▸ **Excerpted data**
+++
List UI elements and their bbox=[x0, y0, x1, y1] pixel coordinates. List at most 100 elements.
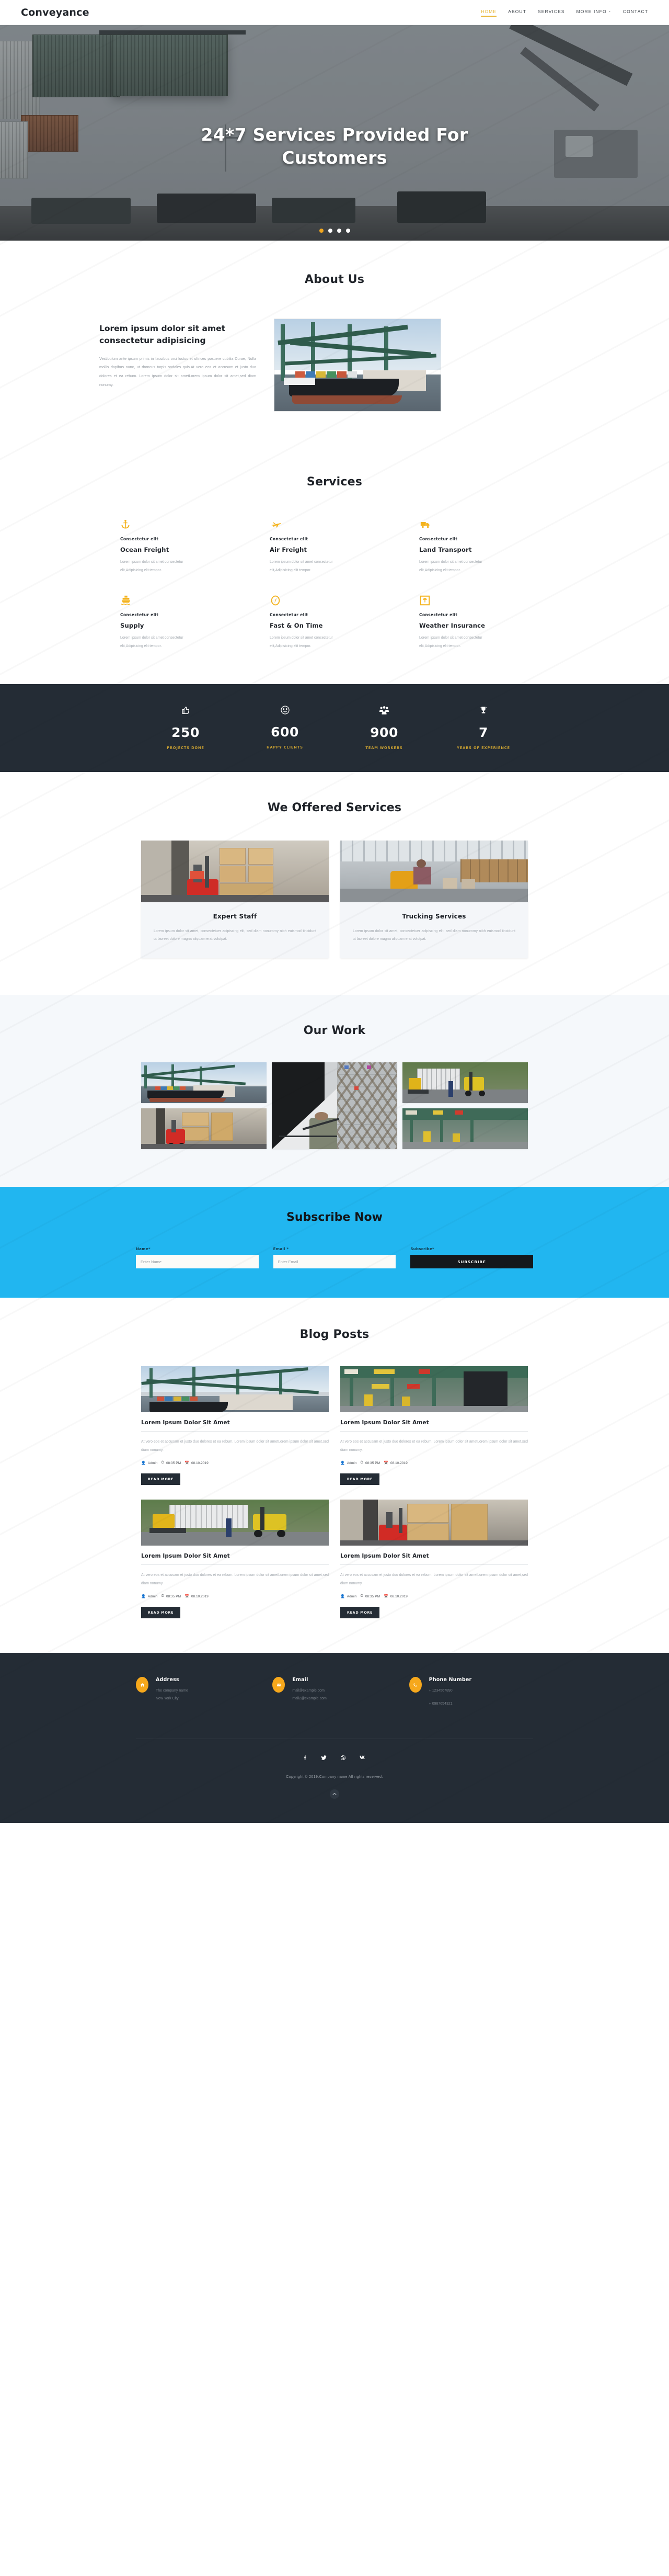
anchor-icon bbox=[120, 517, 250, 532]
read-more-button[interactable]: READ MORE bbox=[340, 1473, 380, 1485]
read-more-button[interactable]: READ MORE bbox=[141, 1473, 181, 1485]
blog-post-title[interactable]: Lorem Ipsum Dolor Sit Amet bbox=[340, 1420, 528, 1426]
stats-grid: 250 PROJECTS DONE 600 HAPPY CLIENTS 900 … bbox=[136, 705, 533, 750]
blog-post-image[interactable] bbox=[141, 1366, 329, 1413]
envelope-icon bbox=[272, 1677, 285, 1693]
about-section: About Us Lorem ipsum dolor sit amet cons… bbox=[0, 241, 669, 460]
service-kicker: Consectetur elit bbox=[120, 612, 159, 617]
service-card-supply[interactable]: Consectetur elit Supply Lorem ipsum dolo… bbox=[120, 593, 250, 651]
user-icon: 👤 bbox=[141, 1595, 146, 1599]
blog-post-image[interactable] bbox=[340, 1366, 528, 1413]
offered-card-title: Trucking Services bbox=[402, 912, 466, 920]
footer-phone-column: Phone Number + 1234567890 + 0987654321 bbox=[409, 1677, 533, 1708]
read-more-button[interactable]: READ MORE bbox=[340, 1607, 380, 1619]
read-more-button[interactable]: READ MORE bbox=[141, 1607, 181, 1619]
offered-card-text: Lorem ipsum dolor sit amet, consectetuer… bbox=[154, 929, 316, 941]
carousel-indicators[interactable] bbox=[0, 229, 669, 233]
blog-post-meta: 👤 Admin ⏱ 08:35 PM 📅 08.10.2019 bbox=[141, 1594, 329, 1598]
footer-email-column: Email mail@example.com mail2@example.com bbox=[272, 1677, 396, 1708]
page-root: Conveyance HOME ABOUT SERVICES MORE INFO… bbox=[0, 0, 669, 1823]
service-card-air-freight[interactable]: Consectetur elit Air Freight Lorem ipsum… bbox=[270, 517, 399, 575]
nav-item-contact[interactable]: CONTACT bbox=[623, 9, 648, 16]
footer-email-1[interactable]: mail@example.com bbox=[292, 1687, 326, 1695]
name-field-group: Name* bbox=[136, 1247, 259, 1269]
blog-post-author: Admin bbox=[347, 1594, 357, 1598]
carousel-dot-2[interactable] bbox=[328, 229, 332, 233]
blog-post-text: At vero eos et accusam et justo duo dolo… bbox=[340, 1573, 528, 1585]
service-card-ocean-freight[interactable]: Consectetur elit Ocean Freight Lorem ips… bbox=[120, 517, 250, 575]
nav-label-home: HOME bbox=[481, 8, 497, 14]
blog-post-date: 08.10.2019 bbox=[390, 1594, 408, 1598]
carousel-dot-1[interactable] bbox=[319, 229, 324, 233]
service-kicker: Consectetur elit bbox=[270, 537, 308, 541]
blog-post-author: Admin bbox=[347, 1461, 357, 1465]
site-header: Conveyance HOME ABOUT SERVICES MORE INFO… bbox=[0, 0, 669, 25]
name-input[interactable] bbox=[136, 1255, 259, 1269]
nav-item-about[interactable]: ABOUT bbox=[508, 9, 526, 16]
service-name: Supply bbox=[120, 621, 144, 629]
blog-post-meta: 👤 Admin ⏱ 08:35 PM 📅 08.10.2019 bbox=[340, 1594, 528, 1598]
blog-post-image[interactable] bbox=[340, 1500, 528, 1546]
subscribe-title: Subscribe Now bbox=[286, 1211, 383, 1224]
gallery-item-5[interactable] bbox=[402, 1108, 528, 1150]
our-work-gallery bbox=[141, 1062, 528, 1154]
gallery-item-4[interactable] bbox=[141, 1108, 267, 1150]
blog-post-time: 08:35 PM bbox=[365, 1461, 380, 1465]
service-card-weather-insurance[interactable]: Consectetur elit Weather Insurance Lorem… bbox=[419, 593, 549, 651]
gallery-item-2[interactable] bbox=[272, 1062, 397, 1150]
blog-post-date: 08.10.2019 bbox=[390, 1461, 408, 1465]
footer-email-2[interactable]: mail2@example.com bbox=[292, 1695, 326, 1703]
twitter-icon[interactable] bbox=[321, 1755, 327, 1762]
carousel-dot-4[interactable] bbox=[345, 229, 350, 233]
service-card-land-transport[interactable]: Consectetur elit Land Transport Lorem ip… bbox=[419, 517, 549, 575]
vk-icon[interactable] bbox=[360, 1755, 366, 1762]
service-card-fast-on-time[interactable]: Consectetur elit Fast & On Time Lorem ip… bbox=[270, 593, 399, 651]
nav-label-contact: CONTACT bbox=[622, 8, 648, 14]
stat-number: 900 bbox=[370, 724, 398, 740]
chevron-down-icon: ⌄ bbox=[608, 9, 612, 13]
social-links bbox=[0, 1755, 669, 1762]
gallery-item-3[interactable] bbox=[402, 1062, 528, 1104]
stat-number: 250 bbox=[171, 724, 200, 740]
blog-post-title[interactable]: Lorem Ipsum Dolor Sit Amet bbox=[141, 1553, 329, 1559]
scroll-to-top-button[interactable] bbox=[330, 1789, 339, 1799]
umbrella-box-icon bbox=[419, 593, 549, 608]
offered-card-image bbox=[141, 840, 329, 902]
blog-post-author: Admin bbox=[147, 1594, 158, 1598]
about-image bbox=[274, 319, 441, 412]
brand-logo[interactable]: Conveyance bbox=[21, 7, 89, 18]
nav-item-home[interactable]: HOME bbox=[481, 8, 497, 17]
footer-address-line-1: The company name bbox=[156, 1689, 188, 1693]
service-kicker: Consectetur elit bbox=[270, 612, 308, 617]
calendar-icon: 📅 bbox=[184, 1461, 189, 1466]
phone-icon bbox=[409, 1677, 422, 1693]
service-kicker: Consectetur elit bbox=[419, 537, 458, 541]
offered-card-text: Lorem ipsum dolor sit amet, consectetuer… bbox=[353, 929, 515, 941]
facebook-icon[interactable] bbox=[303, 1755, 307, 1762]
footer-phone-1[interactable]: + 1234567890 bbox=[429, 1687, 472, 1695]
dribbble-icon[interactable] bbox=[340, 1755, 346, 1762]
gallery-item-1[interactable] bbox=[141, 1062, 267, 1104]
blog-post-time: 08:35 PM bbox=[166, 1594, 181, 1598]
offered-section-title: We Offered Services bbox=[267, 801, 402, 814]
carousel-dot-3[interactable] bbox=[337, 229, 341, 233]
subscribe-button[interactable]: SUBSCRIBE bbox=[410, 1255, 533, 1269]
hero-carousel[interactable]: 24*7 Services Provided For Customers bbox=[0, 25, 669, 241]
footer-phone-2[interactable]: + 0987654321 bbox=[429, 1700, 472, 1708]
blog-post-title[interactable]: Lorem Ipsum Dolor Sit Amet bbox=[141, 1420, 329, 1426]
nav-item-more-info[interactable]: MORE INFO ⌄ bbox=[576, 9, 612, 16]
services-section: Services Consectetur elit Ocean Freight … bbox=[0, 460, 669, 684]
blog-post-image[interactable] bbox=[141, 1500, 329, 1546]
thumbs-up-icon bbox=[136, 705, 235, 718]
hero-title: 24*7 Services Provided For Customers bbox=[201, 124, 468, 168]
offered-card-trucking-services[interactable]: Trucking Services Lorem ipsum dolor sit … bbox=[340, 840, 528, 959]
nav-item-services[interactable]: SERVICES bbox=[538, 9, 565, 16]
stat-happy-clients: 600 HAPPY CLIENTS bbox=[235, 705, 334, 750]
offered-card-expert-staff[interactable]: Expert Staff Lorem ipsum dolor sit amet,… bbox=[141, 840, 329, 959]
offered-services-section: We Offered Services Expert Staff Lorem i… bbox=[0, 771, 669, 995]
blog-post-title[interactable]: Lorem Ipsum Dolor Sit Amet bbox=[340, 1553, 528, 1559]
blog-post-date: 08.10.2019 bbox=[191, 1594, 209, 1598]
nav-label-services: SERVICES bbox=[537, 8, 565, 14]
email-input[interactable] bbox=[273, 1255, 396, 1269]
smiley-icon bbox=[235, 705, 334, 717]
+++
Can you reproduce, word for word, the lines of the material from the one containing "anchor-icon bbox=[120, 517, 250, 532]" through the one containing "footer-email-column: Email mail@example.com", both included?

anchor-icon bbox=[120, 517, 250, 532]
read-more-button[interactable]: READ MORE bbox=[340, 1473, 380, 1485]
read-more-button[interactable]: READ MORE bbox=[141, 1473, 181, 1485]
blog-post-title[interactable]: Lorem Ipsum Dolor Sit Amet bbox=[340, 1420, 528, 1426]
stats-grid: 250 PROJECTS DONE 600 HAPPY CLIENTS 900 … bbox=[136, 705, 533, 750]
blog-post-image[interactable] bbox=[141, 1366, 329, 1413]
envelope-icon bbox=[272, 1677, 285, 1693]
about-section: About Us Lorem ipsum dolor sit amet cons… bbox=[0, 241, 669, 460]
service-kicker: Consectetur elit bbox=[120, 612, 159, 617]
service-card-supply[interactable]: Consectetur elit Supply Lorem ipsum dolo… bbox=[120, 593, 250, 651]
user-icon: 👤 bbox=[141, 1595, 146, 1599]
blog-post-image[interactable] bbox=[340, 1366, 528, 1413]
offered-card-title: Trucking Services bbox=[402, 912, 466, 920]
footer-phone-column: Phone Number + 1234567890 + 0987654321 bbox=[409, 1677, 533, 1708]
read-more-button[interactable]: READ MORE bbox=[340, 1607, 380, 1619]
read-more-button[interactable]: READ MORE bbox=[141, 1607, 181, 1619]
offered-card-text: Lorem ipsum dolor sit amet, consectetuer… bbox=[154, 929, 316, 941]
carousel-indicators[interactable] bbox=[0, 229, 669, 233]
blog-post-meta: 👤 Admin ⏱ 08:35 PM 📅 08.10.2019 bbox=[141, 1594, 329, 1598]
footer-email-column: Email mail@example.com mail2@example.com bbox=[272, 1677, 396, 1708]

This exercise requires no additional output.